start Exercise input
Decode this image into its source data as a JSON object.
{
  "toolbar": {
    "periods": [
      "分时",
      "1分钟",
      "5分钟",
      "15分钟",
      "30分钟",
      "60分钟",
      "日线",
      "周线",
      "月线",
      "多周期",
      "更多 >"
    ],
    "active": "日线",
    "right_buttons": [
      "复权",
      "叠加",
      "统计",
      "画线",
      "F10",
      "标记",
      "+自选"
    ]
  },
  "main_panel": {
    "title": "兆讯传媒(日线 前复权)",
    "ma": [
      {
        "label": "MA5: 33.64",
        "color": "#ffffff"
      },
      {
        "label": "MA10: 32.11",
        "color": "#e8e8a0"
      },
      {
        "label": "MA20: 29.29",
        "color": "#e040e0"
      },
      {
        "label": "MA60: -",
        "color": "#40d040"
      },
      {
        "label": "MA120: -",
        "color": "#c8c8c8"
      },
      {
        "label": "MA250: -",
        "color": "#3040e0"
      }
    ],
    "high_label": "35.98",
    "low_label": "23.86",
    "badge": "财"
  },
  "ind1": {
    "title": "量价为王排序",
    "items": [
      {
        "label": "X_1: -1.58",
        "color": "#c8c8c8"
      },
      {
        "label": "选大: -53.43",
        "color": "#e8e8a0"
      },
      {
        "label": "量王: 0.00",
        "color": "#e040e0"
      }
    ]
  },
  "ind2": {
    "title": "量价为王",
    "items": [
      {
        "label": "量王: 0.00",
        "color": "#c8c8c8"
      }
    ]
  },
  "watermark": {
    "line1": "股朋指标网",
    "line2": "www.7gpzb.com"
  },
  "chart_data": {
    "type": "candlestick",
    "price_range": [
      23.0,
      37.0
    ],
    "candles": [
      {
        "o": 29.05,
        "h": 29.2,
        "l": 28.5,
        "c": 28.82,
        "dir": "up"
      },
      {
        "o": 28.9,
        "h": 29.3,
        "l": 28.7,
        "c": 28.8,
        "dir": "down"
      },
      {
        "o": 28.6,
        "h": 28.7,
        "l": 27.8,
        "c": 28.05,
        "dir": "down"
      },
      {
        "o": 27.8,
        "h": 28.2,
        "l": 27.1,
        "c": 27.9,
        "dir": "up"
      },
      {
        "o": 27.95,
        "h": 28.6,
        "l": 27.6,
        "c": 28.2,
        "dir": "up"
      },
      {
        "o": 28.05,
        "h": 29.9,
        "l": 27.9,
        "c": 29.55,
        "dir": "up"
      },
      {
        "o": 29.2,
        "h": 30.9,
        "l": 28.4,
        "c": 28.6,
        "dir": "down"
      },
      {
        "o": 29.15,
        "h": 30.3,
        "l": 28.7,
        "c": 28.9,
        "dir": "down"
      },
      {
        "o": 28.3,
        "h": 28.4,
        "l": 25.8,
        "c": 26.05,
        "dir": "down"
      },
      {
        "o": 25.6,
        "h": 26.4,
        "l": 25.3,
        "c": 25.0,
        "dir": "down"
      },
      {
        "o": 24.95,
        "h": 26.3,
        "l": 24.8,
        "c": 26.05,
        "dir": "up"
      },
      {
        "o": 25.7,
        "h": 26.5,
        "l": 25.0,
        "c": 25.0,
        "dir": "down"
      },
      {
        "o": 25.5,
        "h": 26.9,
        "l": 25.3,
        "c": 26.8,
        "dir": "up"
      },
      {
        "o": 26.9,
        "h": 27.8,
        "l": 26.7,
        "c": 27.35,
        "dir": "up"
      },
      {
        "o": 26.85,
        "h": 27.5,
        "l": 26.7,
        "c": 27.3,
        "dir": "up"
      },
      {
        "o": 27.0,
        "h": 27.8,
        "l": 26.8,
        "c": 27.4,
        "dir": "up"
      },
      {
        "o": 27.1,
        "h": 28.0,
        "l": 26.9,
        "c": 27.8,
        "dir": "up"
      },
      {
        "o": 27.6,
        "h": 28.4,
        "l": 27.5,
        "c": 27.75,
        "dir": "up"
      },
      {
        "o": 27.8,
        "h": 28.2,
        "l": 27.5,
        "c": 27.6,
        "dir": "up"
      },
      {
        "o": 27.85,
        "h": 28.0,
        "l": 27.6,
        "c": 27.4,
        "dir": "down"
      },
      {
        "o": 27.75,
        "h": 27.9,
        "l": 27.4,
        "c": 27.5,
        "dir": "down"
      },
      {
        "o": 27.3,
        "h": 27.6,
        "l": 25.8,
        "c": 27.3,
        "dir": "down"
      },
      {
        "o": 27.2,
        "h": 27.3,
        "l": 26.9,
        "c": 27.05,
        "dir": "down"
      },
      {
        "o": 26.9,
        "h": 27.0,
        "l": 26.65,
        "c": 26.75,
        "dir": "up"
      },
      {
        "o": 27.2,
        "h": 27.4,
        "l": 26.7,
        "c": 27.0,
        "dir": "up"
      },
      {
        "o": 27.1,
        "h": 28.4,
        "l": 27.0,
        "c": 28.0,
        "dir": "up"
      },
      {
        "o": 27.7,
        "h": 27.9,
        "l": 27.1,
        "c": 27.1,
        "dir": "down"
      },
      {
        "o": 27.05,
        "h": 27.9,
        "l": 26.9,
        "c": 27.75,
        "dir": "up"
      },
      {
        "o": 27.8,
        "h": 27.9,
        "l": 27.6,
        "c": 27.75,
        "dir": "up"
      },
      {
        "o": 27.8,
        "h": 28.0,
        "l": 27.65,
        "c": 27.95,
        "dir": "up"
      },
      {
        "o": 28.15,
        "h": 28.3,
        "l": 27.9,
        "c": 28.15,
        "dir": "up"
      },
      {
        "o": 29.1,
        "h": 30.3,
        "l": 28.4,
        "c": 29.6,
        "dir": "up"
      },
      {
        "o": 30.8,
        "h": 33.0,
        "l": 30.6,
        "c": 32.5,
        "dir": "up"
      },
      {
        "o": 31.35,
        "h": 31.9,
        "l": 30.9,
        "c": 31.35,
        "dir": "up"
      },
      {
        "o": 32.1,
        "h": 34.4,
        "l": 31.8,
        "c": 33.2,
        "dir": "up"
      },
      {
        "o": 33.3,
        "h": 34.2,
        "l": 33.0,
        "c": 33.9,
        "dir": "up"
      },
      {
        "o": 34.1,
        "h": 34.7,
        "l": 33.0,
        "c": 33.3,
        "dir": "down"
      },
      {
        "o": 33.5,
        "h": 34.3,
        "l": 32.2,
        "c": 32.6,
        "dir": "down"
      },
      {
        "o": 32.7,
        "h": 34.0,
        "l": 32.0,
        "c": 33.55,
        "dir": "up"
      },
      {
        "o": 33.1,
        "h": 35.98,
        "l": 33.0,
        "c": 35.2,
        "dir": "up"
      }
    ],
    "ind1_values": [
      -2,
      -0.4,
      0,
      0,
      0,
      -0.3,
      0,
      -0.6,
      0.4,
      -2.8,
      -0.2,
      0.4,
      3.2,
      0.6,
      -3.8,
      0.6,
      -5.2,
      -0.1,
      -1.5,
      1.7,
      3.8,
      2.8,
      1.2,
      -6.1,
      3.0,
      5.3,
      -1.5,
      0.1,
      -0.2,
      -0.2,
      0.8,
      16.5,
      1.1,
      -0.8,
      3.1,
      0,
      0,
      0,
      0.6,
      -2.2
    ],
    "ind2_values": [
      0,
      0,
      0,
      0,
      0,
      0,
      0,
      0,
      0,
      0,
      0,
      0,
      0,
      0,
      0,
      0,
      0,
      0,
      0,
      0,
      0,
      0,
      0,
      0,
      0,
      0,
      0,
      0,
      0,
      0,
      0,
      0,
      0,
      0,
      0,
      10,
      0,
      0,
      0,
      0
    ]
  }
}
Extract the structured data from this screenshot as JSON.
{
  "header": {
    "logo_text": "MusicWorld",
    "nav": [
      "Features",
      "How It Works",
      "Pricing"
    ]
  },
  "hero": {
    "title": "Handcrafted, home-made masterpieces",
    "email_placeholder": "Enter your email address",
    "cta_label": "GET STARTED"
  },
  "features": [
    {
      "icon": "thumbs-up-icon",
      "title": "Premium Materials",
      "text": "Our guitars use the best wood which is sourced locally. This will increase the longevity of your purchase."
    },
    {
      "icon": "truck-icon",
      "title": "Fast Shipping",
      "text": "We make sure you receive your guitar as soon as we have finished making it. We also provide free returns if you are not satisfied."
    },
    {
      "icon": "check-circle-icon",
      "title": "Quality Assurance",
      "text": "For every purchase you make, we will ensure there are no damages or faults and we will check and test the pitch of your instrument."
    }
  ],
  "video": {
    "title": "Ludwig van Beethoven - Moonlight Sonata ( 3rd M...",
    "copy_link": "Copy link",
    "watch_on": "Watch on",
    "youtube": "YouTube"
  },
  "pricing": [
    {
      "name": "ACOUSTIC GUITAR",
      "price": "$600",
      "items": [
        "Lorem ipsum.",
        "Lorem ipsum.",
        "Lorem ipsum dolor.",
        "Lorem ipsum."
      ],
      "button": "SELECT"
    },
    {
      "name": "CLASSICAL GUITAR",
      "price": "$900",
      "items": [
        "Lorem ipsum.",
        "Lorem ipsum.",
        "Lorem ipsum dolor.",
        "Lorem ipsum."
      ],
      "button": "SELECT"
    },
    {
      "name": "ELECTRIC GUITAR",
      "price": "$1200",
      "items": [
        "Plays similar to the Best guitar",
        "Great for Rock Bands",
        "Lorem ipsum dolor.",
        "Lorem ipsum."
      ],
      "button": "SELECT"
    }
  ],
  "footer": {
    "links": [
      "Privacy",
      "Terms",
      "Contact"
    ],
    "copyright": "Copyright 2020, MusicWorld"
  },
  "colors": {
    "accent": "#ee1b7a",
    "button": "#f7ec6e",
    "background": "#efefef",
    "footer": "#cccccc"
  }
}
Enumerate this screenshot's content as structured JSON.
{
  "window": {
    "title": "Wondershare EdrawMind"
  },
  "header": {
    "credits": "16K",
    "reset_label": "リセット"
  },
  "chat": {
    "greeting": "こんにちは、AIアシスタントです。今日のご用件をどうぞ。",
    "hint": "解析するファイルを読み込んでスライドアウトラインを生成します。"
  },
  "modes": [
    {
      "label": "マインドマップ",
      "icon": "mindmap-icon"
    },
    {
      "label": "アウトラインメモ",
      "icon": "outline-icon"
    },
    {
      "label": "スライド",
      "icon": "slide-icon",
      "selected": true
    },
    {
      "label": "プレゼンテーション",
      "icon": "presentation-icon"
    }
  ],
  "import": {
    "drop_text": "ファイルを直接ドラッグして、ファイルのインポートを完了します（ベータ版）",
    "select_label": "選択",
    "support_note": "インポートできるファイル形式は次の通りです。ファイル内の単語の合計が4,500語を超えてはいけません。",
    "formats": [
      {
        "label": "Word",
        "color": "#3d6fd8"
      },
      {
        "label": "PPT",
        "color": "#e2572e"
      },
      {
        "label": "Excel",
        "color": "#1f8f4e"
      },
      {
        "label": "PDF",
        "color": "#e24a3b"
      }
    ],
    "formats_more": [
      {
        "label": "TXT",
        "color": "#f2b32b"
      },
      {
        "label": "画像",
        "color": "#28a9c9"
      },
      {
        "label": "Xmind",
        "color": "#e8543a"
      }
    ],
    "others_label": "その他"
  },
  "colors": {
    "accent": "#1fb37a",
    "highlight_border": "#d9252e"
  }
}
end Exercise input
### Written request
Count every line in the preceding entries where the string "screenshot" appears, then state only the total.

### Written response
2